- [Available records]:
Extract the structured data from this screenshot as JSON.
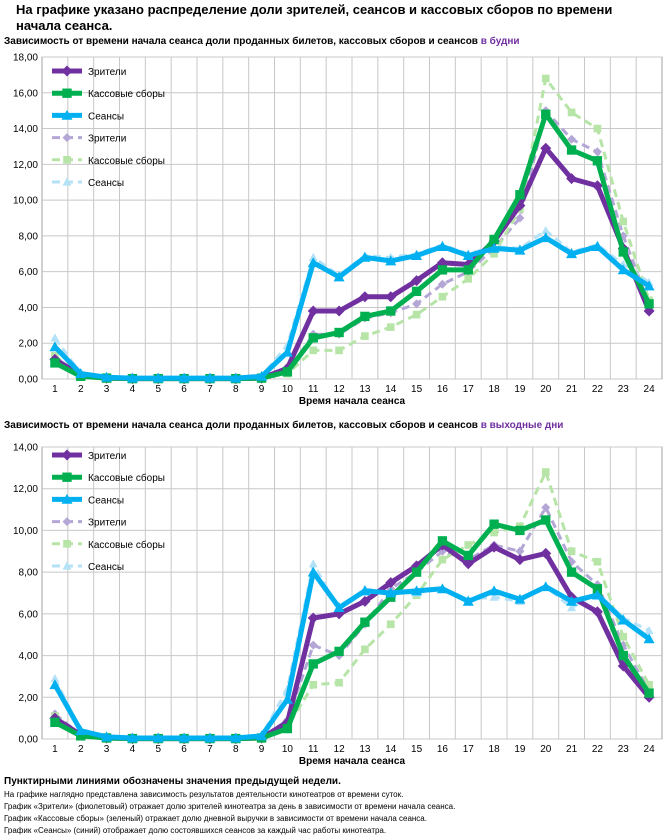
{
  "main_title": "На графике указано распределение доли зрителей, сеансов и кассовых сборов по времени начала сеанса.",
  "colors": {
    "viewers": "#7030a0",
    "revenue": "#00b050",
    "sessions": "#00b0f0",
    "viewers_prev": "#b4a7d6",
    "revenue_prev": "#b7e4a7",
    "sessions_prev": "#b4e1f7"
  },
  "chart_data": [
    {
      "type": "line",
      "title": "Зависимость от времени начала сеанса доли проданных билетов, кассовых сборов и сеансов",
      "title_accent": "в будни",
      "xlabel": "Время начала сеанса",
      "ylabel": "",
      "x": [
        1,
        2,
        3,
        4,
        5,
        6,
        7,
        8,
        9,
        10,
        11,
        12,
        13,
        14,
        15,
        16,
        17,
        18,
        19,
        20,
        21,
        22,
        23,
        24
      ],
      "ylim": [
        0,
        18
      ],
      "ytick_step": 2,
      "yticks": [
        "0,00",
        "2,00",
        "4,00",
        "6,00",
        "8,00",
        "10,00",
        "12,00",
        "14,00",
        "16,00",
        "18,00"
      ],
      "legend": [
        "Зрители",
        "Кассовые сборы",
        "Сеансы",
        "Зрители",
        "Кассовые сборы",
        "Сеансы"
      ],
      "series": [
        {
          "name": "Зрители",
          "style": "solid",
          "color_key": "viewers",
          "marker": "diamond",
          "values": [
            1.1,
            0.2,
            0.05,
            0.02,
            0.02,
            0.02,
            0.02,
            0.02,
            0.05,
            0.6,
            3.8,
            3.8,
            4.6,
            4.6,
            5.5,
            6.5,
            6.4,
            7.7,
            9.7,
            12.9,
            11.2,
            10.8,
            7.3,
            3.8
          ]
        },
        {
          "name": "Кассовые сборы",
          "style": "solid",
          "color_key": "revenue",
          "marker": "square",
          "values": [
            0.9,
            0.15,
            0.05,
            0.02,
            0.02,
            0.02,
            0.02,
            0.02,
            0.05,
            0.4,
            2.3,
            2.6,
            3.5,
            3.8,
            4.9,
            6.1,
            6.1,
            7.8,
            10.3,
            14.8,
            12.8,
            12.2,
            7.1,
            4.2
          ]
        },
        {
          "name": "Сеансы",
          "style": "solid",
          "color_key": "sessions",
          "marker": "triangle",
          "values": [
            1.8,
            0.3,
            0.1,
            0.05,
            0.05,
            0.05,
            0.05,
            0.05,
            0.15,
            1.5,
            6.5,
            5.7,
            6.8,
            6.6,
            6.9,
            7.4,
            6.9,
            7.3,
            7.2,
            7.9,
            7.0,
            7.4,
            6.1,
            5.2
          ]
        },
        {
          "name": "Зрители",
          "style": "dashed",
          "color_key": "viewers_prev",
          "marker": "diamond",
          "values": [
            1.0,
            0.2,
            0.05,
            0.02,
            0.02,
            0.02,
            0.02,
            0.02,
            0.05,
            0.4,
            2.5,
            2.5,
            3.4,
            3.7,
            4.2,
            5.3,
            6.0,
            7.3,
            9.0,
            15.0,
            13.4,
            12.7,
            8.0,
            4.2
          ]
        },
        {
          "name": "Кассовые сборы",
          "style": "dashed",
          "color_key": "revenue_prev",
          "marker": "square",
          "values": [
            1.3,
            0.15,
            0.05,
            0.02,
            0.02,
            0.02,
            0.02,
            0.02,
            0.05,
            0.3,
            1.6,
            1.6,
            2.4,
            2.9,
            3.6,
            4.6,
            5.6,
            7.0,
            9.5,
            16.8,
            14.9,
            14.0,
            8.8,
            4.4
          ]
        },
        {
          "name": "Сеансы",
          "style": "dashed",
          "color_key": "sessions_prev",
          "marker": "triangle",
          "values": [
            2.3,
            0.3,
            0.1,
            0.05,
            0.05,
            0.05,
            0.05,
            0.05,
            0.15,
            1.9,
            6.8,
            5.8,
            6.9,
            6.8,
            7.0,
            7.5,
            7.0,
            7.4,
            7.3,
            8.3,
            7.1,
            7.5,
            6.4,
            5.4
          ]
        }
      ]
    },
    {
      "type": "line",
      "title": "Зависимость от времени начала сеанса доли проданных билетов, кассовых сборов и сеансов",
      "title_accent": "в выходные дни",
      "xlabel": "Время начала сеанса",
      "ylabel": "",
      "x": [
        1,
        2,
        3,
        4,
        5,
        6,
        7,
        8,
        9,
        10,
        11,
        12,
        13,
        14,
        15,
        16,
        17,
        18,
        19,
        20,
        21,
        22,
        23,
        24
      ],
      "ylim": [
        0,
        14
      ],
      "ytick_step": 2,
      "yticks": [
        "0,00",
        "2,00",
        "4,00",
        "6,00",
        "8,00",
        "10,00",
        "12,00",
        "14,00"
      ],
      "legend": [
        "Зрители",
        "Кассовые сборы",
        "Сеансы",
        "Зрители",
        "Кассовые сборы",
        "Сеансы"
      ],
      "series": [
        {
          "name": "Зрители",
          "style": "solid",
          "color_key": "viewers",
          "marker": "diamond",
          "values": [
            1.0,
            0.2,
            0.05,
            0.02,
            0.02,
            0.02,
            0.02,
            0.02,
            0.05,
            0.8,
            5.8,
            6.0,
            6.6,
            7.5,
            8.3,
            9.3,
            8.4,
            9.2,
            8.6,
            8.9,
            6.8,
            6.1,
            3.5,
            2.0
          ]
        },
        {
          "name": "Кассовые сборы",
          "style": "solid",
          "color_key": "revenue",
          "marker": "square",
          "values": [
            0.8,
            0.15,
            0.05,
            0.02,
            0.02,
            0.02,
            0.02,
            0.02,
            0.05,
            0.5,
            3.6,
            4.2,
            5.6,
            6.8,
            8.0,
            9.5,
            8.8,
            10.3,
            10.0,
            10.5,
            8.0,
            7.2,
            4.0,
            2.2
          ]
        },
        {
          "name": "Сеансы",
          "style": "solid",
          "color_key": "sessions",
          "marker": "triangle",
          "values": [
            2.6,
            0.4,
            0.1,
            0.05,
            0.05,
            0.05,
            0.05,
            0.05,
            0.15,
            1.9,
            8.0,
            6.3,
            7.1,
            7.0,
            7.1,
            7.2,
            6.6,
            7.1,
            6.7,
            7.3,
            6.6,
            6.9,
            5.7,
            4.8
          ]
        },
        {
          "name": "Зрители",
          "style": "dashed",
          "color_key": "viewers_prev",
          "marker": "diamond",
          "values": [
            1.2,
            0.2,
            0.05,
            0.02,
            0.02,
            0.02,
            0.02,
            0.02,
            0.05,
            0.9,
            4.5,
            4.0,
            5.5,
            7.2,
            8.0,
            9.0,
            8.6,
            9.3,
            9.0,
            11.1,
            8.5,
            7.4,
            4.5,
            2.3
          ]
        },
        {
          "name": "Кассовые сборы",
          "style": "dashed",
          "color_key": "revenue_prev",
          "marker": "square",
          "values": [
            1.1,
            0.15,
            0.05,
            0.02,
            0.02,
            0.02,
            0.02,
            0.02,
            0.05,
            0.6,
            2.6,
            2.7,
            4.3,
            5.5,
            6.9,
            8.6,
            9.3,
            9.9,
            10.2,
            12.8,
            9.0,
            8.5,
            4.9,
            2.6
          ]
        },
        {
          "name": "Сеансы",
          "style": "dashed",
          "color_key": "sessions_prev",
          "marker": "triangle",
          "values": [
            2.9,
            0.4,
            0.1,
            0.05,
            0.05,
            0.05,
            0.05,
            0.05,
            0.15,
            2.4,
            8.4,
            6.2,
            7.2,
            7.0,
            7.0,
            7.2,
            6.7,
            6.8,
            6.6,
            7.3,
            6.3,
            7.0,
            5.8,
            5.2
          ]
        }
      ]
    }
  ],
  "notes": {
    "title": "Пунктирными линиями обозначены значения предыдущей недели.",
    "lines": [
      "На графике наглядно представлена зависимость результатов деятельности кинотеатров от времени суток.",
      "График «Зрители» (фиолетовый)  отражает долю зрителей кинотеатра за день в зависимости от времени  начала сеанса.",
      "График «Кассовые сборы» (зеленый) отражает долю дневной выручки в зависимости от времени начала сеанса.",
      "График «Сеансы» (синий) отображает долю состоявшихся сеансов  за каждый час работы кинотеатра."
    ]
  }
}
...
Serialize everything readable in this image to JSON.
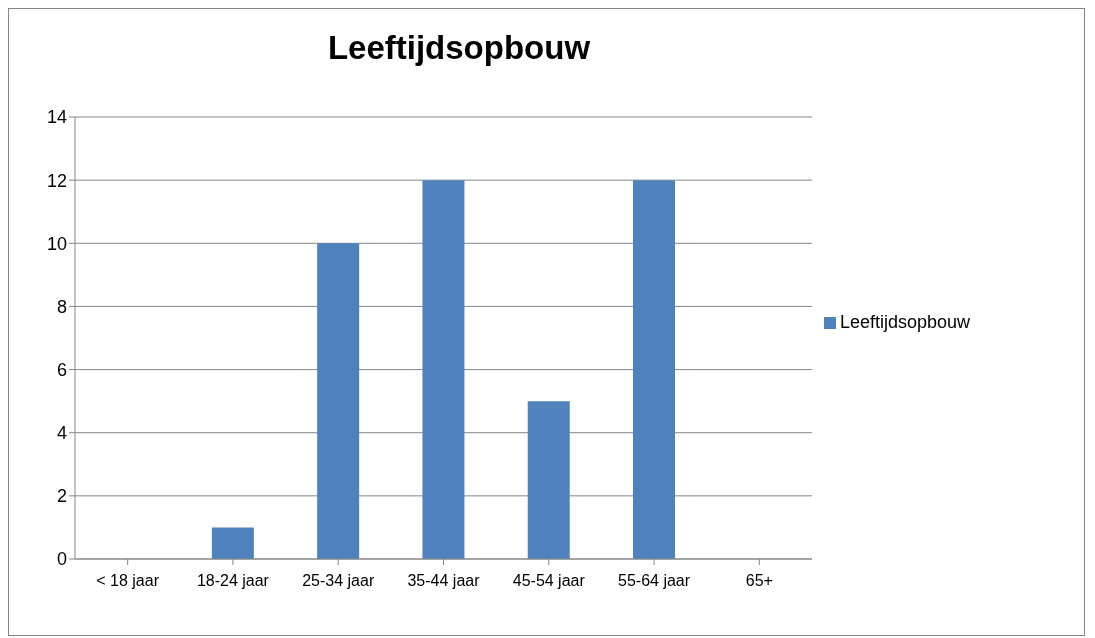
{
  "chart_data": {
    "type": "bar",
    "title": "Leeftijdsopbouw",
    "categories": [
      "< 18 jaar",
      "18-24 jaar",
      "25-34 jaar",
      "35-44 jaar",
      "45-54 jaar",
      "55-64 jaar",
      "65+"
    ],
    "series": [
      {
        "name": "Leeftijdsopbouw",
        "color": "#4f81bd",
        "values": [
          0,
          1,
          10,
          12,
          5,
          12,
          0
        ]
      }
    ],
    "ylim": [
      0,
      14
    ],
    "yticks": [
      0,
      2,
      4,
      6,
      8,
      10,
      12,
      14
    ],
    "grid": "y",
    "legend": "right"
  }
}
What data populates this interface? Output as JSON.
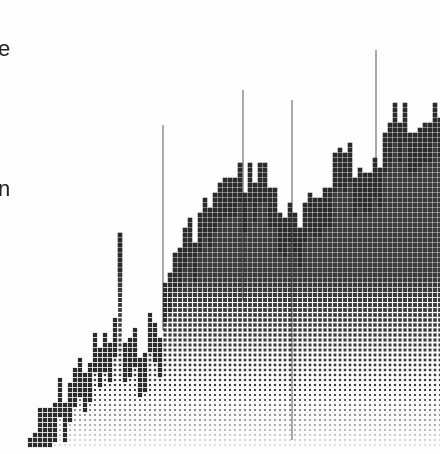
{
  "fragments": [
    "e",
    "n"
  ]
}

- [Aim of the exercise]:
All lines in the data that contain the word "отражает" should be copied.

- [Expected answer]:
      "График «Зрители» (фиолетовый)  отражает долю зрителей кинотеатра за день в зависимости от времени  начала сеанса.",
      "График «Кассовые сборы» (зеленый) отражает долю дневной выручки в зависимости от времени начала сеанса.",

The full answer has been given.